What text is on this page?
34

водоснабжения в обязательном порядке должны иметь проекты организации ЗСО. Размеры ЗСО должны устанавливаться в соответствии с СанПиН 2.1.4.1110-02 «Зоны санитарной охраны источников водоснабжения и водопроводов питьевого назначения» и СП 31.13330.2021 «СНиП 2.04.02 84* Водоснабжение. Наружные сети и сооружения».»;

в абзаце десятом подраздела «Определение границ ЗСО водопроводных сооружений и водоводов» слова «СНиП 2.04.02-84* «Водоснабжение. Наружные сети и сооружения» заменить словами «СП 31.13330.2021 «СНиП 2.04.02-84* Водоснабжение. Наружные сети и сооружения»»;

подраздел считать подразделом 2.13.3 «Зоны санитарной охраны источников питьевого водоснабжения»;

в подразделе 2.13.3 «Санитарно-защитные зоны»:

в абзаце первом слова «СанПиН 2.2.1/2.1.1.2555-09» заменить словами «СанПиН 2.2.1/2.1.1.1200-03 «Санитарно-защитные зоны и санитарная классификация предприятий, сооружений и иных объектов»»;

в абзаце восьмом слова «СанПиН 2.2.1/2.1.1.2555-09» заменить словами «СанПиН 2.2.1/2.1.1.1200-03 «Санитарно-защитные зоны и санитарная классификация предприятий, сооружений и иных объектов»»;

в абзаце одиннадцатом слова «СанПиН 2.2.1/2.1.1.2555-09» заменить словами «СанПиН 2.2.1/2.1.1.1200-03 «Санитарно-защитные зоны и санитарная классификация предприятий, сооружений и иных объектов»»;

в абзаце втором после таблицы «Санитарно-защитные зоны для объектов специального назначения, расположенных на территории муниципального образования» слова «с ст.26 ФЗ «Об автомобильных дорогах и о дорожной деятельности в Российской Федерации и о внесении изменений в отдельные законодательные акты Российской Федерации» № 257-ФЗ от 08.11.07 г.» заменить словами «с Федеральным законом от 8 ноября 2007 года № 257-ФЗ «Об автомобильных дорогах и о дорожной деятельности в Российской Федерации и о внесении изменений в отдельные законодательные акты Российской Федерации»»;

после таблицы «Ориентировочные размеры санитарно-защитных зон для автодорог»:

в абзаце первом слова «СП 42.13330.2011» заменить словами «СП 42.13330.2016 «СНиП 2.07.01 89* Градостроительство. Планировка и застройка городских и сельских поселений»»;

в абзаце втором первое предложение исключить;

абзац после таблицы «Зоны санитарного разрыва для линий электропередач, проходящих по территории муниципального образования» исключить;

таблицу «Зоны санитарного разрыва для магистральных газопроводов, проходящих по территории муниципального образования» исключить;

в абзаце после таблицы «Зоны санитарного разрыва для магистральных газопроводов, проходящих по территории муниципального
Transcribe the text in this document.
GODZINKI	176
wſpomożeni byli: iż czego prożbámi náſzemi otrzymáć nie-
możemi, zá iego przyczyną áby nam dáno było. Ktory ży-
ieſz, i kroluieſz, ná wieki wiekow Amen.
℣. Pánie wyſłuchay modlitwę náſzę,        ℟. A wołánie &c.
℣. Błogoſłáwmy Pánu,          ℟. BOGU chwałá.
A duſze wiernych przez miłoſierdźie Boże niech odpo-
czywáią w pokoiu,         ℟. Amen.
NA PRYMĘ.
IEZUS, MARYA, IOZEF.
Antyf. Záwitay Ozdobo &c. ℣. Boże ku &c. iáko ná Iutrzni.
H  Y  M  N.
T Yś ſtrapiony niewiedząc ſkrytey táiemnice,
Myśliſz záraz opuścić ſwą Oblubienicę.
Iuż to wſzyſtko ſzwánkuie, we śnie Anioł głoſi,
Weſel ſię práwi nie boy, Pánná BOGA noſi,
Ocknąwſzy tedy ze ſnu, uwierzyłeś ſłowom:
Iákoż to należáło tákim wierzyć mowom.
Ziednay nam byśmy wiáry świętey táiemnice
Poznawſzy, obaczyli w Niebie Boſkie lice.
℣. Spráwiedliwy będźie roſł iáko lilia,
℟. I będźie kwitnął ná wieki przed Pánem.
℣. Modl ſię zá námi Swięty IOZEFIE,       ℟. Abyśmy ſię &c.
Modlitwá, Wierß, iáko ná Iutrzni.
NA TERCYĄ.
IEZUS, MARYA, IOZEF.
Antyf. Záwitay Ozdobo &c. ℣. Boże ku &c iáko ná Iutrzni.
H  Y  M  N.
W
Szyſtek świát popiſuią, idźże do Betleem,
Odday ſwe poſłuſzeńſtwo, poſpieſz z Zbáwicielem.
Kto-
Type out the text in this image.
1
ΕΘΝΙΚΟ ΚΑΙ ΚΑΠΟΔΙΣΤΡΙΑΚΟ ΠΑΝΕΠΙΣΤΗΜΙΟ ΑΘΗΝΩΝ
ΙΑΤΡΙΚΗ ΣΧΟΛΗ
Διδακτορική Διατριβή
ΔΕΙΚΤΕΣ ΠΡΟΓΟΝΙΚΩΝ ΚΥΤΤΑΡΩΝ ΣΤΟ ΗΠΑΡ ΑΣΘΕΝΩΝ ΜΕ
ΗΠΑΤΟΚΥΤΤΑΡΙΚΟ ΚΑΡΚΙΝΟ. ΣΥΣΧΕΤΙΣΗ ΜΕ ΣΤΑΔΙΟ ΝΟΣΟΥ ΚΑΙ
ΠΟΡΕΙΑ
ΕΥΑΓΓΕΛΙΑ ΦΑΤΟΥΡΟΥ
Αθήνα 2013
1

+++

Consider the entries above and return each line with the string "Ozdobo".

Antyf. Záwitay Ozdobo &c. ℣. Boże ku &c. iáko ná Iutrzni.
Antyf. Záwitay Ozdobo &c. ℣. Boże ku &c iáko ná Iutrzni.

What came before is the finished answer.